[Start]
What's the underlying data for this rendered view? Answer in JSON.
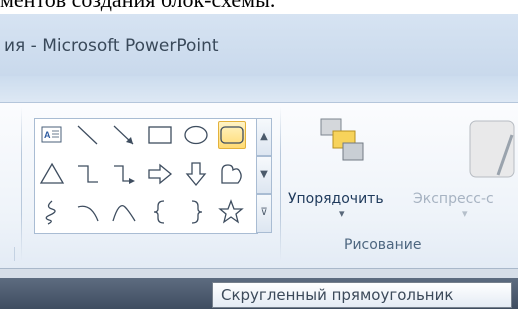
{
  "caption_fragment": "ментов создания блок-схемы.",
  "window": {
    "title": "ия - Microsoft PowerPoint"
  },
  "ribbon": {
    "shapes_gallery": {
      "items": [
        "text-box",
        "line",
        "arrow-line",
        "rectangle",
        "oval",
        "rounded-rectangle",
        "triangle",
        "elbow-connector",
        "elbow-arrow-connector",
        "right-arrow",
        "down-arrow",
        "flowchart-shape",
        "freeform-scribble",
        "arc",
        "curve",
        "left-brace",
        "right-brace",
        "star"
      ],
      "selected": "rounded-rectangle"
    },
    "arrange_button": {
      "label": "Упорядочить",
      "dropdown_glyph": "▾"
    },
    "quick_styles_button": {
      "label": "Экспресс-с",
      "dropdown_glyph": "▾"
    },
    "group_label": "Рисование"
  },
  "tooltip": {
    "text": "Скругленный прямоугольник"
  },
  "colors": {
    "ribbon_bg": "#eef3f9",
    "gallery_border": "#a9bcd3",
    "selected_highlight": "#ffdb73",
    "label_text": "#1e395b"
  }
}
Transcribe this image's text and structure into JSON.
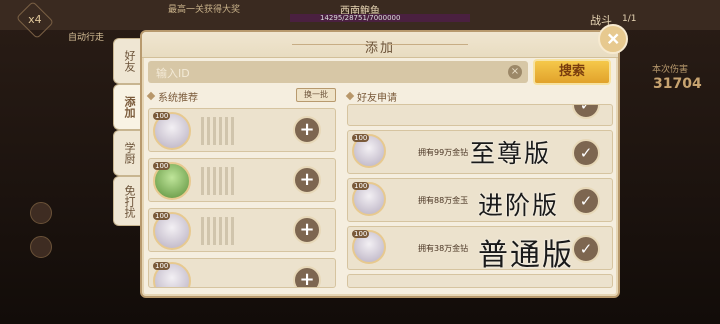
{
  "background": {
    "speed_label": "x4",
    "auto_label": "自动行走",
    "top_text": "最高一关获得大奖",
    "boss_name": "西南鲍鱼",
    "boss_hp": "14295/28751/7000000",
    "battle_label": "战斗",
    "round_label": "1/1",
    "damage_label": "本次伤害",
    "damage_value": "31704"
  },
  "tabs": [
    {
      "label": "好友",
      "active": false
    },
    {
      "label": "添加",
      "active": true
    },
    {
      "label": "学厨",
      "active": false
    },
    {
      "label": "免打扰",
      "active": false
    }
  ],
  "dialog": {
    "title": "添加",
    "close_icon": "close-icon"
  },
  "search": {
    "placeholder": "输入ID",
    "button": "搜索"
  },
  "recommend": {
    "header": "系统推荐",
    "refresh_label": "换一批",
    "level": "100",
    "items": [
      {
        "avatar": "white-hair-girl"
      },
      {
        "avatar": "green-hair-boy"
      },
      {
        "avatar": "silver-hair-girl"
      },
      {
        "avatar": "white-hair-girl"
      }
    ]
  },
  "requests": {
    "header": "好友申请",
    "level": "100",
    "items": [
      {
        "text": "拥有99万金钻"
      },
      {
        "text": "拥有88万金玉"
      },
      {
        "text": "拥有38万金钻"
      }
    ]
  },
  "overlays": [
    "至尊版",
    "进阶版",
    "普通版"
  ]
}
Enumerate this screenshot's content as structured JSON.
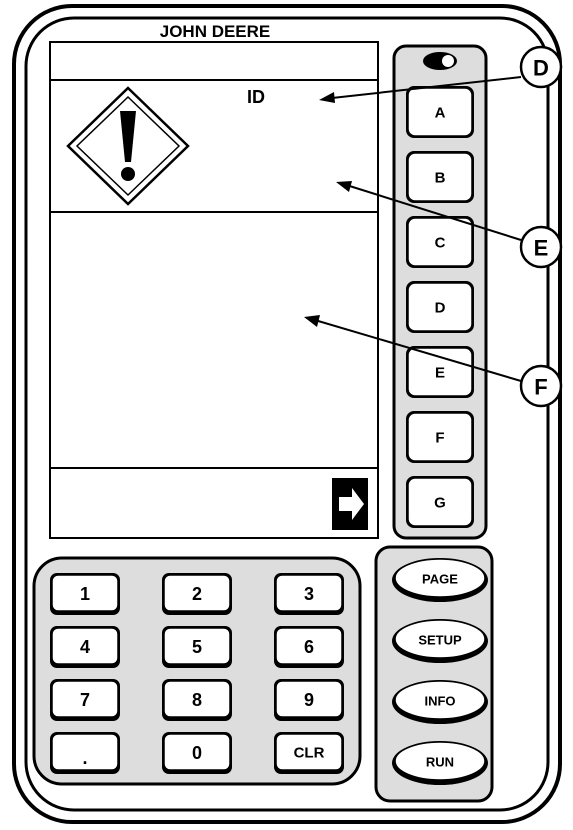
[End]
Required task » Copy every record above exactly, leaving out any pictures.

Written answer »
What's the underlying data for this rendered view? Answer in JSON.
{
  "caption_fragment": "ментов создания блок-схемы.",
  "window": {
    "title": "ия - Microsoft PowerPoint"
  },
  "ribbon": {
    "shapes_gallery": {
      "items": [
        "text-box",
        "line",
        "arrow-line",
        "rectangle",
        "oval",
        "rounded-rectangle",
        "triangle",
        "elbow-connector",
        "elbow-arrow-connector",
        "right-arrow",
        "down-arrow",
        "flowchart-shape",
        "freeform-scribble",
        "arc",
        "curve",
        "left-brace",
        "right-brace",
        "star"
      ],
      "selected": "rounded-rectangle"
    },
    "arrange_button": {
      "label": "Упорядочить",
      "dropdown_glyph": "▾"
    },
    "quick_styles_button": {
      "label": "Экспресс-с",
      "dropdown_glyph": "▾"
    },
    "group_label": "Рисование"
  },
  "tooltip": {
    "text": "Скругленный прямоугольник"
  },
  "colors": {
    "ribbon_bg": "#eef3f9",
    "gallery_border": "#a9bcd3",
    "selected_highlight": "#ffdb73",
    "label_text": "#1e395b"
  }
}
Transcribe this image's text and structure into JSON.
{
  "background": {
    "speed_label": "x4",
    "auto_label": "自动行走",
    "top_text": "最高一关获得大奖",
    "boss_name": "西南鲍鱼",
    "boss_hp": "14295/28751/7000000",
    "battle_label": "战斗",
    "round_label": "1/1",
    "damage_label": "本次伤害",
    "damage_value": "31704"
  },
  "tabs": [
    {
      "label": "好友",
      "active": false
    },
    {
      "label": "添加",
      "active": true
    },
    {
      "label": "学厨",
      "active": false
    },
    {
      "label": "免打扰",
      "active": false
    }
  ],
  "dialog": {
    "title": "添加",
    "close_icon": "close-icon"
  },
  "search": {
    "placeholder": "输入ID",
    "button": "搜索"
  },
  "recommend": {
    "header": "系统推荐",
    "refresh_label": "换一批",
    "level": "100",
    "items": [
      {
        "avatar": "white-hair-girl"
      },
      {
        "avatar": "green-hair-boy"
      },
      {
        "avatar": "silver-hair-girl"
      },
      {
        "avatar": "white-hair-girl"
      }
    ]
  },
  "requests": {
    "header": "好友申请",
    "level": "100",
    "items": [
      {
        "text": "拥有99万金钻"
      },
      {
        "text": "拥有88万金玉"
      },
      {
        "text": "拥有38万金钻"
      }
    ]
  },
  "overlays": [
    "至尊版",
    "进阶版",
    "普通版"
  ]
}
Enumerate this screenshot's content as structured JSON.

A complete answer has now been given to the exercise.